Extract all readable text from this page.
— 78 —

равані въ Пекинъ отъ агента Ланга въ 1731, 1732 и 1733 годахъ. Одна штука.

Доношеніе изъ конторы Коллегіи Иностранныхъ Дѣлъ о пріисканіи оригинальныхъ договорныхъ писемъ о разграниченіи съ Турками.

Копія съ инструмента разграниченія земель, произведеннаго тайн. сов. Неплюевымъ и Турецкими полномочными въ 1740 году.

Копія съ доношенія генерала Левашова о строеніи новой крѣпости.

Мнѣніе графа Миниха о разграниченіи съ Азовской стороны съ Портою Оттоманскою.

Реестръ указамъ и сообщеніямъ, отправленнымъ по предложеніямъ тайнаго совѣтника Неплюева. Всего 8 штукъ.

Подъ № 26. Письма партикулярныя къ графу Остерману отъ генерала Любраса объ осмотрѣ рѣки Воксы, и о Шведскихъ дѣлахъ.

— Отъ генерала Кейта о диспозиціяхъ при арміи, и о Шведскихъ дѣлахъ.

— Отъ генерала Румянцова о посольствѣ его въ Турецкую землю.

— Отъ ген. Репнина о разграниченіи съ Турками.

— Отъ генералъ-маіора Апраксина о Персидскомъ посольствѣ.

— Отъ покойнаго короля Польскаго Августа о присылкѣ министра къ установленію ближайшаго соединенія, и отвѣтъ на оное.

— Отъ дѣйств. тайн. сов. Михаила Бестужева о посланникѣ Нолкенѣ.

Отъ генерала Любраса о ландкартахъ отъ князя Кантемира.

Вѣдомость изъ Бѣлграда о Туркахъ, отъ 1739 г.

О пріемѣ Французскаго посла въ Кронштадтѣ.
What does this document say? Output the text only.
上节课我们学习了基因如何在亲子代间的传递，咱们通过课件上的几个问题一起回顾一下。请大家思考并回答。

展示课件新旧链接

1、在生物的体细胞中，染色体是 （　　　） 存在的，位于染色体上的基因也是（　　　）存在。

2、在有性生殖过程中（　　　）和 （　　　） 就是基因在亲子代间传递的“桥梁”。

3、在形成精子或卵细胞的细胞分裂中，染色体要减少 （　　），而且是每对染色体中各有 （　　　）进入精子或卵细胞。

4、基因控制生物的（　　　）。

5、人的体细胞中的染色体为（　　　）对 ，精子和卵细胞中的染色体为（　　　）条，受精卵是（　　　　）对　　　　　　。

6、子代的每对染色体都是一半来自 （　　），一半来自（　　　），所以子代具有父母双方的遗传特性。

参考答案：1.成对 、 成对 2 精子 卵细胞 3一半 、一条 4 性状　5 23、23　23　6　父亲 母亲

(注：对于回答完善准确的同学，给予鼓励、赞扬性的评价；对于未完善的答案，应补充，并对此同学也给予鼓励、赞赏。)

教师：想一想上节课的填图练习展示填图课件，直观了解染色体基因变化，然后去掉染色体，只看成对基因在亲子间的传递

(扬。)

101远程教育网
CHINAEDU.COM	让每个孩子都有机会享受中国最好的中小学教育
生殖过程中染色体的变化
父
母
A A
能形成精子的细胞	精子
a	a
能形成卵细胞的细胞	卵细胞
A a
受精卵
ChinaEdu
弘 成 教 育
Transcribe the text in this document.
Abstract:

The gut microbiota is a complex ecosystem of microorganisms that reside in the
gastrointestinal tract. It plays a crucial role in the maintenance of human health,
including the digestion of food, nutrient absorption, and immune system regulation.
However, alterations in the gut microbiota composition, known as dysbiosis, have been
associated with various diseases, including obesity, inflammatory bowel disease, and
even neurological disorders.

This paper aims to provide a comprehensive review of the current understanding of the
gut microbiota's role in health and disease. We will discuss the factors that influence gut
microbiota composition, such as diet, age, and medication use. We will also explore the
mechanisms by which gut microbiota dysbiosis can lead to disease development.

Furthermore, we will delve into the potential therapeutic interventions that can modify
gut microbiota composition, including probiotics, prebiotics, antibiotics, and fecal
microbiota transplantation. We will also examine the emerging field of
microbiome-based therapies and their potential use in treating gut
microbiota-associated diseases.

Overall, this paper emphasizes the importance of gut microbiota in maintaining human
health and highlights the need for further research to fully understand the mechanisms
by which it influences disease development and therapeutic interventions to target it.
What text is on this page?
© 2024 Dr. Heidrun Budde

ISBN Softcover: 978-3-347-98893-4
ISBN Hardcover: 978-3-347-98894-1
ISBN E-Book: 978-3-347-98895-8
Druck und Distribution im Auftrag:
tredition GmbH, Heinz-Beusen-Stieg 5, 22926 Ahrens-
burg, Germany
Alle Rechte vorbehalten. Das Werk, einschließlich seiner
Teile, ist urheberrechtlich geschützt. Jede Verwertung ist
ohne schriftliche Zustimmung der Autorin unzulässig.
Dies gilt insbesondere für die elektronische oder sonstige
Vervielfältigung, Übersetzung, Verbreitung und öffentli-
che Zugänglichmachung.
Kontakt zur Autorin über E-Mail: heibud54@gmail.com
=======
→ **Task statement**
Every record shown above should be written out again exactly.

→ **Correct response**
Extract all readable text from this page.
— 78 —

равані въ Пекинъ отъ агента Ланга въ 1731, 1732 и 1733 годахъ. Одна штука.

Доношеніе изъ конторы Коллегіи Иностранныхъ Дѣлъ о пріисканіи оригинальныхъ договорныхъ писемъ о разграниченіи съ Турками.

Копія съ инструмента разграниченія земель, произведеннаго тайн. сов. Неплюевымъ и Турецкими полномочными въ 1740 году.

Копія съ доношенія генерала Левашова о строеніи новой крѣпости.

Мнѣніе графа Миниха о разграниченіи съ Азовской стороны съ Портою Оттоманскою.

Реестръ указамъ и сообщеніямъ, отправленнымъ по предложеніямъ тайнаго совѣтника Неплюева. Всего 8 штукъ.

Подъ № 26. Письма партикулярныя къ графу Остерману отъ генерала Любраса объ осмотрѣ рѣки Воксы, и о Шведскихъ дѣлахъ.

— Отъ генерала Кейта о диспозиціяхъ при арміи, и о Шведскихъ дѣлахъ.

— Отъ генерала Румянцова о посольствѣ его въ Турецкую землю.

— Отъ ген. Репнина о разграниченіи съ Турками.

— Отъ генералъ-маіора Апраксина о Персидскомъ посольствѣ.

— Отъ покойнаго короля Польскаго Августа о присылкѣ министра къ установленію ближайшаго соединенія, и отвѣтъ на оное.

— Отъ дѣйств. тайн. сов. Михаила Бестужева о посланникѣ Нолкенѣ.

Отъ генерала Любраса о ландкартахъ отъ князя Кантемира.

Вѣдомость изъ Бѣлграда о Туркахъ, отъ 1739 г.

О пріемѣ Французскаго посла въ Кронштадтѣ.
What does this document say? Output the text only.
上节课我们学习了基因如何在亲子代间的传递，咱们通过课件上的几个问题一起回顾一下。请大家思考并回答。

展示课件新旧链接

1、在生物的体细胞中，染色体是 （　　　） 存在的，位于染色体上的基因也是（　　　）存在。

2、在有性生殖过程中（　　　）和 （　　　） 就是基因在亲子代间传递的“桥梁”。

3、在形成精子或卵细胞的细胞分裂中，染色体要减少 （　　），而且是每对染色体中各有 （　　　）进入精子或卵细胞。

4、基因控制生物的（　　　）。

5、人的体细胞中的染色体为（　　　）对 ，精子和卵细胞中的染色体为（　　　）条，受精卵是（　　　　）对　　　　　　。

6、子代的每对染色体都是一半来自 （　　），一半来自（　　　），所以子代具有父母双方的遗传特性。

参考答案：1.成对 、 成对 2 精子 卵细胞 3一半 、一条 4 性状　5 23、23　23　6　父亲 母亲

(注：对于回答完善准确的同学，给予鼓励、赞扬性的评价；对于未完善的答案，应补充，并对此同学也给予鼓励、赞赏。)

教师：想一想上节课的填图练习展示填图课件，直观了解染色体基因变化，然后去掉染色体，只看成对基因在亲子间的传递

(扬。)

101远程教育网
CHINAEDU.COM	让每个孩子都有机会享受中国最好的中小学教育
生殖过程中染色体的变化
父
母
A A
能形成精子的细胞	精子
a	a
能形成卵细胞的细胞	卵细胞
A a
受精卵
ChinaEdu
弘 成 教 育
Transcribe the text in this document.
Abstract:

The gut microbiota is a complex ecosystem of microorganisms that reside in the
gastrointestinal tract. It plays a crucial role in the maintenance of human health,
including the digestion of food, nutrient absorption, and immune system regulation.
However, alterations in the gut microbiota composition, known as dysbiosis, have been
associated with various diseases, including obesity, inflammatory bowel disease, and
even neurological disorders.

This paper aims to provide a comprehensive review of the current understanding of the
gut microbiota's role in health and disease. We will discuss the factors that influence gut
microbiota composition, such as diet, age, and medication use. We will also explore the
mechanisms by which gut microbiota dysbiosis can lead to disease development.

Furthermore, we will delve into the potential therapeutic interventions that can modify
gut microbiota composition, including probiotics, prebiotics, antibiotics, and fecal
microbiota transplantation. We will also examine the emerging field of
microbiome-based therapies and their potential use in treating gut
microbiota-associated diseases.

Overall, this paper emphasizes the importance of gut microbiota in maintaining human
health and highlights the need for further research to fully understand the mechanisms
by which it influences disease development and therapeutic interventions to target it.
What text is on this page?
© 2024 Dr. Heidrun Budde

ISBN Softcover: 978-3-347-98893-4
ISBN Hardcover: 978-3-347-98894-1
ISBN E-Book: 978-3-347-98895-8
Druck und Distribution im Auftrag:
tredition GmbH, Heinz-Beusen-Stieg 5, 22926 Ahrens-
burg, Germany
Alle Rechte vorbehalten. Das Werk, einschließlich seiner
Teile, ist urheberrechtlich geschützt. Jede Verwertung ist
ohne schriftliche Zustimmung der Autorin unzulässig.
Dies gilt insbesondere für die elektronische oder sonstige
Vervielfältigung, Übersetzung, Verbreitung und öffentli-
che Zugänglichmachung.
Kontakt zur Autorin über E-Mail: heibud54@gmail.com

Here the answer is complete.